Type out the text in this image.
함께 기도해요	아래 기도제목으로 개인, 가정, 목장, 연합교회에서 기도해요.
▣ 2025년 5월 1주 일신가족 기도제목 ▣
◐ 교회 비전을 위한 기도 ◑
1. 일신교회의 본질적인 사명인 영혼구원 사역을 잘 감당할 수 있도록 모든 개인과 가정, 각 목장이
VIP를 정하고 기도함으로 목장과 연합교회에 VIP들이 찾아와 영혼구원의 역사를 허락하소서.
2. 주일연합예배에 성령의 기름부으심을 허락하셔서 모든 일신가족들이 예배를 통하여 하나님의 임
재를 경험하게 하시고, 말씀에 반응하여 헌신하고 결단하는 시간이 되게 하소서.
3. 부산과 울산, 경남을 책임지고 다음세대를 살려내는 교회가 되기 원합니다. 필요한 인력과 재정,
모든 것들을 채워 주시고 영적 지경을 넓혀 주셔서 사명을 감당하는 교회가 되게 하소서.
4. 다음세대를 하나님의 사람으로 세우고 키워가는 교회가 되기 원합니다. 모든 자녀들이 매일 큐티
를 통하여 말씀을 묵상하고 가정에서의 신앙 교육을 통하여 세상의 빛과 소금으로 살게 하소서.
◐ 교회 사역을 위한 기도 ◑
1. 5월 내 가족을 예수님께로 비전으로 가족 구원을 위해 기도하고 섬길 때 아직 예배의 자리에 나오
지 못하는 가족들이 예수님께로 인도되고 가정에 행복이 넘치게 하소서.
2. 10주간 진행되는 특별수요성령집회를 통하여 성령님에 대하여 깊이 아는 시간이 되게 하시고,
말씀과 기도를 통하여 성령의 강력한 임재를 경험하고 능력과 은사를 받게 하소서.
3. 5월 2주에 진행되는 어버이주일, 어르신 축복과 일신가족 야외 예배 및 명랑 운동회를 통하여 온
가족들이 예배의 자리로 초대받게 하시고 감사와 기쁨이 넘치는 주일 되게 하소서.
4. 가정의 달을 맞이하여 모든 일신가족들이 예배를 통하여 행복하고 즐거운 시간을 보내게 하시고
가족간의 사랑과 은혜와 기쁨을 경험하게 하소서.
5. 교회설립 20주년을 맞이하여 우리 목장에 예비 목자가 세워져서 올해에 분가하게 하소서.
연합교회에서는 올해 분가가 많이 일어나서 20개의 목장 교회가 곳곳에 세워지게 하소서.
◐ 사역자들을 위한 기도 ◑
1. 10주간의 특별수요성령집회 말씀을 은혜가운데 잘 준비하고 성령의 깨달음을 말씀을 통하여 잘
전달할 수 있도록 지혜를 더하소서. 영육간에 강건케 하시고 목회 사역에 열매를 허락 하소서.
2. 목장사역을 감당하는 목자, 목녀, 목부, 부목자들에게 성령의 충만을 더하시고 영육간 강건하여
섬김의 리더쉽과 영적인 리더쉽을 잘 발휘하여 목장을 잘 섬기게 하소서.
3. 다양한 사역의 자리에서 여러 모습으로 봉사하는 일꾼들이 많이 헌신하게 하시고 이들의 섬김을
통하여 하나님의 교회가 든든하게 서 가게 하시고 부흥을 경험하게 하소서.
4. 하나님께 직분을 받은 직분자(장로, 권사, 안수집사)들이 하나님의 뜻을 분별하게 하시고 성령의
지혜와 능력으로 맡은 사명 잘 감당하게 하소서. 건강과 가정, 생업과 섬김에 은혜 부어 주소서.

============

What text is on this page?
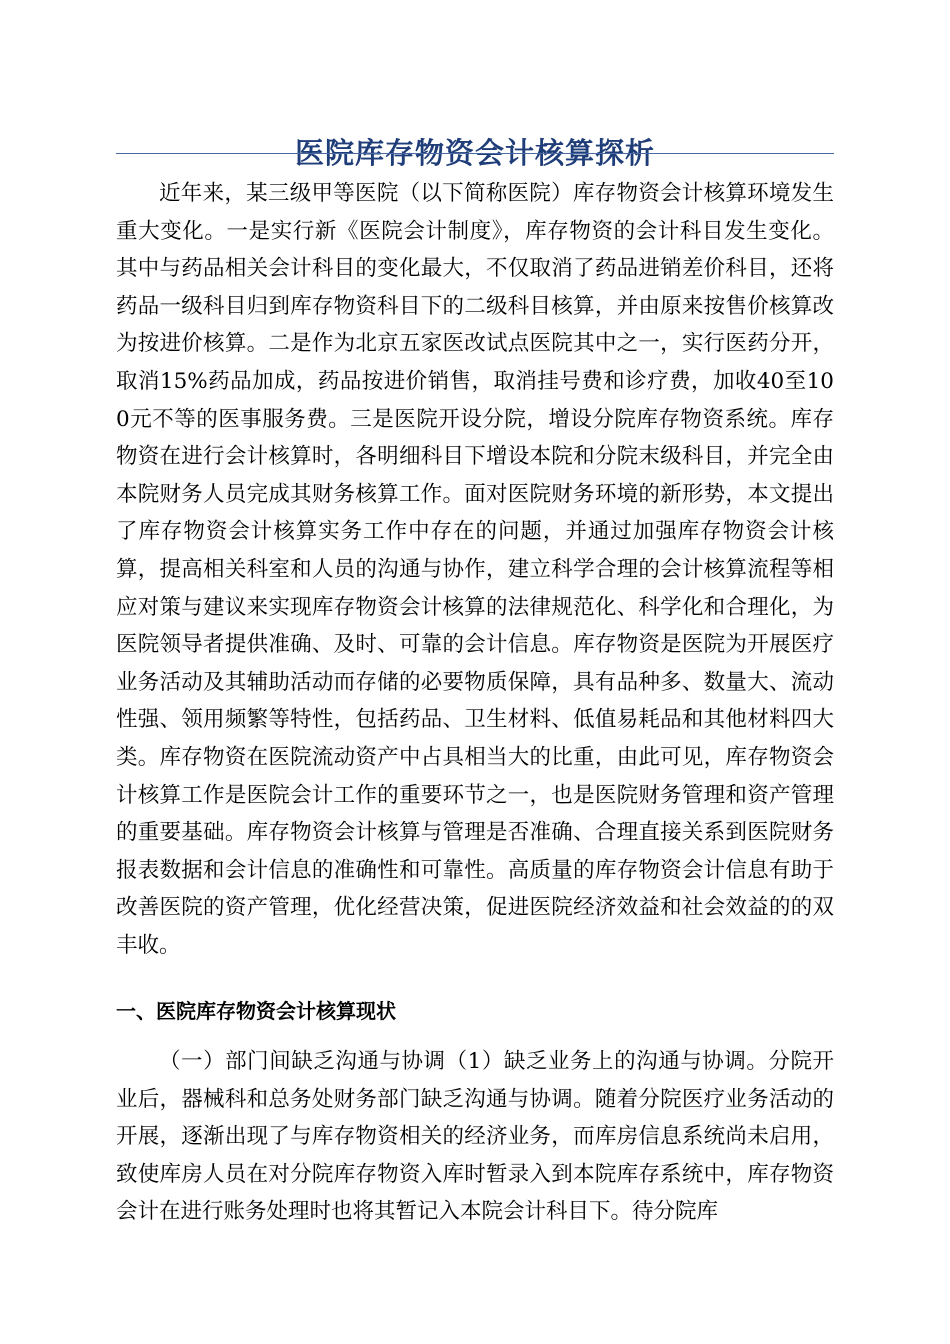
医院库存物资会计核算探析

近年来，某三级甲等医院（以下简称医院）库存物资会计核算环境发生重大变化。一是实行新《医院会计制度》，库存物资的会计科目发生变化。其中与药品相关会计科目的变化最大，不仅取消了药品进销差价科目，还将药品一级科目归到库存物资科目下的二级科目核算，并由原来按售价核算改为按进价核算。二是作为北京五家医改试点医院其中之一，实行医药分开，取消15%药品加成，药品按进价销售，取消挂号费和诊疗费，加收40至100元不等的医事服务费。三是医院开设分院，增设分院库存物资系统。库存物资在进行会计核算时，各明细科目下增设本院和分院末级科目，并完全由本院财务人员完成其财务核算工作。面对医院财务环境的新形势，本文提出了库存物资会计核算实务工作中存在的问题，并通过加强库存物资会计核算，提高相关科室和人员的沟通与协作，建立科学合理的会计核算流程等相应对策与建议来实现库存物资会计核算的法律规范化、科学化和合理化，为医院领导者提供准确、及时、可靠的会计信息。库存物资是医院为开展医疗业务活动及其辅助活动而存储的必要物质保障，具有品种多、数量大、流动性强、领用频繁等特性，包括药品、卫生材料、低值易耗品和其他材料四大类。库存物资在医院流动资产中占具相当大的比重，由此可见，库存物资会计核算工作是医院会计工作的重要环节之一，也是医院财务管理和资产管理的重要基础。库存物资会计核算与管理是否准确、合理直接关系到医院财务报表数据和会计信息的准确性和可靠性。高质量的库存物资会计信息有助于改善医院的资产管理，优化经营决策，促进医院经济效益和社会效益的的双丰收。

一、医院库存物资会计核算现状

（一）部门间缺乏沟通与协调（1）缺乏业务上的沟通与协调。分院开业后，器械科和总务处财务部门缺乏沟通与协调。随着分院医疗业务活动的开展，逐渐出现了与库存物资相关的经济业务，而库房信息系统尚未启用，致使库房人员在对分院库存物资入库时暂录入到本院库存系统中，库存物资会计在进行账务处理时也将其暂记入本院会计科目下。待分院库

============

From the material given, work out how many lines hold the string "this"; state that number and nothing further.

2